--- begin SUPPLIED DATA ---
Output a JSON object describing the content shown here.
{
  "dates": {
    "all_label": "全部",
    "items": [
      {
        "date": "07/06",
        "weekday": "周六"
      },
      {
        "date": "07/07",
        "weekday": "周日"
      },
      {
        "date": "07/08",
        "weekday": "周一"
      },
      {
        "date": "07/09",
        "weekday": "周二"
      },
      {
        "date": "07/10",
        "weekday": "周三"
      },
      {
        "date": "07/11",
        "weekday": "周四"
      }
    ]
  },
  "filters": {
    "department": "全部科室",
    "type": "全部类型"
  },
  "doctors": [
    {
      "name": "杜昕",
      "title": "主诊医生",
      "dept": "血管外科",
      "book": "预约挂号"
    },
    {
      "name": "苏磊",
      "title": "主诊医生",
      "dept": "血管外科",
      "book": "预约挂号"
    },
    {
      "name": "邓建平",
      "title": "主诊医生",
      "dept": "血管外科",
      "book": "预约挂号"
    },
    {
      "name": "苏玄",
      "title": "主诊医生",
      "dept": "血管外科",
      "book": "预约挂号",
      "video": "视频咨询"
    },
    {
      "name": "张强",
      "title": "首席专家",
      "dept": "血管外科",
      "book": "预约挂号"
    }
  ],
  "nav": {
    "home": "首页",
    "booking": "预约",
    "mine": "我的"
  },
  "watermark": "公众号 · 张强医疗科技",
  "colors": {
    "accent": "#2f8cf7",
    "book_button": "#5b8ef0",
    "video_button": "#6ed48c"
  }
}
--- end SUPPLIED DATA ---
Identify the lines that contain the string "name", and copy every one of them.

» **SOLVED PROBLEM**
      "name": "杜昕",
      "name": "苏磊",
      "name": "邓建平",
      "name": "苏玄",
      "name": "张强",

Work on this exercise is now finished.